Führe den Beitrag über Jakob Noltes Hannover-Krimi „Die Frau mit den vier Armen“ im Anschluss an seinen letzten Satz fort.

* [Auszug]
# # #

"Die Frau mit den vier Armen": Düsterer Hannover-Krimi
In Jakob Noltes Krimi geht es nur an der Oberfläche um das Lösen eines Mordfalls. Vielmehr schreibt der Autor über die Fallstricke, die Abgründe und Kuriositäten des menschlichen Miteinanders.
Im Ihmepark liegt ein junger Mann tot an einem Baum. Gefunden wird er zufällig von Kriminalkommissarin Rita Aizinger.
Bei dieser Kälte im Ihmepark zu schlafen, schien ihr keine gute Idee. Sie kniete sich zu dem jungen Mann.
"Hallo?", fragte sie.
Er antwortete nicht.
"Hallo?", fragte sie.
Er blieb ausdruckslos liegen.
Sie hielt ihm den Zeigefinger unter die Nase und wartete ein paar Sekunden. Ein Hauch würde reichen.
"Halt dein Maul", sagte sie.
Es kam kein Hauch.
Leseprobe
Mit der Protagonistin, der fluchenden, motorsportversessenen und auf Pressekonferenzen übers Ziel hinausschießenden Kommissarin Rita Aizinger, hatte Jakob Nolte den Dreh- und Angelpunkt der Geschichte gefunden. "Für mich ist es eine sehr traurige Figur, die aber sehr große Sehnsucht danach hat, glücklich und zufrieden zu sein (...). Irgendwie hat die Probleme mit der Welt und trotzdem hat sie eine sehr große Sehnsucht danach, mit dieser Welt ins Reine zu kommen und aufrecht dazustehen. Das ist etwas, was ich sehr an ihr mag", sagt Nolte.

# # #

* [Angezeigte Einträge]

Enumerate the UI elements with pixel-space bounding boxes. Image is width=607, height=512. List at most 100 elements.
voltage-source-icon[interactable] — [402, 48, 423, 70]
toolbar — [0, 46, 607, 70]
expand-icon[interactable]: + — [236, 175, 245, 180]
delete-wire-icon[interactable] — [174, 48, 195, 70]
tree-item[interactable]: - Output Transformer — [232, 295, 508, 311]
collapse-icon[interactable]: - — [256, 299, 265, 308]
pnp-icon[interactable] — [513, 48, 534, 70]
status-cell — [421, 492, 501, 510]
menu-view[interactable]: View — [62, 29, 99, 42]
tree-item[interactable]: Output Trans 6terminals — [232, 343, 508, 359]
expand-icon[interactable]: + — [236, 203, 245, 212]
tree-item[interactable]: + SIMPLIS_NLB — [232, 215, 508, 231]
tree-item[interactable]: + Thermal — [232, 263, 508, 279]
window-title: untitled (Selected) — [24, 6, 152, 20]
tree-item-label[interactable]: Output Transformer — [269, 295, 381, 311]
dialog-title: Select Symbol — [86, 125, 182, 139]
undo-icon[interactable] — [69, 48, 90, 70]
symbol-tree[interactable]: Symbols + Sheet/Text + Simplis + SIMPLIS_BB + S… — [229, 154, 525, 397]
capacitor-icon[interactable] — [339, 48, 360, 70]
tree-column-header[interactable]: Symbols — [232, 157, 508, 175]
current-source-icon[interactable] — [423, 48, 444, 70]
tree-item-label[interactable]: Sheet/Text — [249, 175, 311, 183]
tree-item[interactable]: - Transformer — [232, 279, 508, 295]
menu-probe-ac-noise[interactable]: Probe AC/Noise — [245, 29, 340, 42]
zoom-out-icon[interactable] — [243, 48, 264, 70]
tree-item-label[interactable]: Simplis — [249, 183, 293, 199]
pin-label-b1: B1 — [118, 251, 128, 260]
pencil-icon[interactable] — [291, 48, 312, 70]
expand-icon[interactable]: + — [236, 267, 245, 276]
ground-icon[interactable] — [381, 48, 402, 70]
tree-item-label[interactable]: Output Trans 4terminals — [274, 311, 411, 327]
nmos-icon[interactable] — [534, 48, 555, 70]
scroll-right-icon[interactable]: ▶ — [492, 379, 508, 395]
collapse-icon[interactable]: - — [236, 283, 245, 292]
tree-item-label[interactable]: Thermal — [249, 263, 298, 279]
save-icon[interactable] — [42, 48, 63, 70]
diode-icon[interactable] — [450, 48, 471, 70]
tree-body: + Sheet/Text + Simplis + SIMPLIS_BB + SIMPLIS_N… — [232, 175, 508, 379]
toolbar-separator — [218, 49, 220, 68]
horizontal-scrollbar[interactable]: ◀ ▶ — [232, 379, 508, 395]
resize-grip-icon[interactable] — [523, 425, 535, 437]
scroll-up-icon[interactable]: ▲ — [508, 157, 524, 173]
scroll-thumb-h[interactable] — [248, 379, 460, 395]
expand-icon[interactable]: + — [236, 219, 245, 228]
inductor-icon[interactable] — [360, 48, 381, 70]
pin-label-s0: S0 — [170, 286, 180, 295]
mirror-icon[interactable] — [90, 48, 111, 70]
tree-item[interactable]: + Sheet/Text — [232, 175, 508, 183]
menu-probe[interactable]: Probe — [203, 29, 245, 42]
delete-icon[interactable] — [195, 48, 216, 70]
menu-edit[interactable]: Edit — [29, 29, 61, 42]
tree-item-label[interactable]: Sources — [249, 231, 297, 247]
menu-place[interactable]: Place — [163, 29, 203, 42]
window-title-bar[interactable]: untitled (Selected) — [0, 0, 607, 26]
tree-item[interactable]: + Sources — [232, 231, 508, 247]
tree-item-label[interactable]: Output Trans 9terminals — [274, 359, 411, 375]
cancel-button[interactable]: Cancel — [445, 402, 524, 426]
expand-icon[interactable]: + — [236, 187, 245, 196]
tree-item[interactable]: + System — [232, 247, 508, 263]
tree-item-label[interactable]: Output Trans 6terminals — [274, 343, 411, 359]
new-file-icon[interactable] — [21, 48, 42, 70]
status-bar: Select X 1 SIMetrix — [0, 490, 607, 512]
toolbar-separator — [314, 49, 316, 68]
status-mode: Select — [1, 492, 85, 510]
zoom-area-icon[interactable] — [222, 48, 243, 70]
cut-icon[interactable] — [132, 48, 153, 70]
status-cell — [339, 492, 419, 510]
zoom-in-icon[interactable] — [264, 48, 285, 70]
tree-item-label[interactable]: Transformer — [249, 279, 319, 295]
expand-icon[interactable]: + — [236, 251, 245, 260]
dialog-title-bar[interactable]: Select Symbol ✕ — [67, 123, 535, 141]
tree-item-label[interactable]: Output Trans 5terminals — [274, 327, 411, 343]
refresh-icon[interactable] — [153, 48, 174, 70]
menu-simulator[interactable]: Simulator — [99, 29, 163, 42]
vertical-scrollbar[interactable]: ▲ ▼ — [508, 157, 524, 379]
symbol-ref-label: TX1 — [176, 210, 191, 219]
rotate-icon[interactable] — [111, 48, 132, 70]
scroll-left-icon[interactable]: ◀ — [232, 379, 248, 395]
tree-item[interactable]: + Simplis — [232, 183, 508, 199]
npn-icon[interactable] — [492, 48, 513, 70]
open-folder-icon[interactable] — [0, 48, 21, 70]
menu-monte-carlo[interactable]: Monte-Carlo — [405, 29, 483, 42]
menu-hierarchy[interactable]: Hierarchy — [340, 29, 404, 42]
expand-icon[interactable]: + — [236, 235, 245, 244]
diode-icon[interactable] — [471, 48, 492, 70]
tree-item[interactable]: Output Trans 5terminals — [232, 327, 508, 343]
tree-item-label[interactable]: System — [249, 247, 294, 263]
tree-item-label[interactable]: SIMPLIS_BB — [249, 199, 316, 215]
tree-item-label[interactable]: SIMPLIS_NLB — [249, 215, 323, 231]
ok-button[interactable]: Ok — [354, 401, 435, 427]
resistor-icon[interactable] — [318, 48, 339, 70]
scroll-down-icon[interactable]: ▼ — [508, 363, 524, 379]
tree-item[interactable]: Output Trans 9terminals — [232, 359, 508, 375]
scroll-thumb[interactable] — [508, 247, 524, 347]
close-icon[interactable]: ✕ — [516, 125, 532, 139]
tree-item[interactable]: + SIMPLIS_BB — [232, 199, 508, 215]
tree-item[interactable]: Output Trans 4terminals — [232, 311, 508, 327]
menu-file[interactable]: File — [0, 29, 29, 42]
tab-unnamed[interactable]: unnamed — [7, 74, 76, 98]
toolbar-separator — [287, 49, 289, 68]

# # #

* [Ergebnis der Aufgabe]
Eine unprofessionelle, aber liebenswerte Ermittlerin
Der Fall, der sich für Rita Aizinger und ihre Kolleginnen und Kollegen entspinnt, spielt im studentischen Milieu im Hannoverschen Stadtteil Linden. Einem Stadtteil, in dem auch Jakob Nolte als Jugendlicher viel Zeit verbrachte. Die Figuren, die er zeichnet, haben alle ihre kleinen oder großen Eigenheiten. Sie sind einsam, traurig, überfordert und/oder kurios. Ein alter Fall von Rita Aizinger scheint mit dem neuen Mord zusammenzuhängen. Die Polizei gibt eine Pressekonferenz, die völlig aus dem Ruder läuft:
"Sie meinen also, der Mord wurde von außerhalb verübt?"
"Wir haben es hier mit Auftragsmorden zu tun. Sebastian Tamm und Jonas Hartung wurden hingerichtet. Von einer sanften Henkerin."
"Einer Frau?"
"Das wissen wir natürlich nicht", sagte Ilia.
"Aber wünschenswert wäre es", sagte Rita.
"Wünschenswert wäre es", wiederholte Fatma de Jong von der HAZ, "ist notiert."
"Für mich macht es keinen Unterschied", sagte die Polizeipräsidentin.
Rita knibbelte weiter an ihrem Pickel, unter ihren Fingernägeln sammelte sich Blut.
"Und die Tattoos?", fragte Fatma de Jong von der HAZ.
"Sowohl Jonas Hartung wie Sebastian Tamm hatten sich eine Hand in die Achselhöhle tätowieren lassen."
"Eine Serientäterin?"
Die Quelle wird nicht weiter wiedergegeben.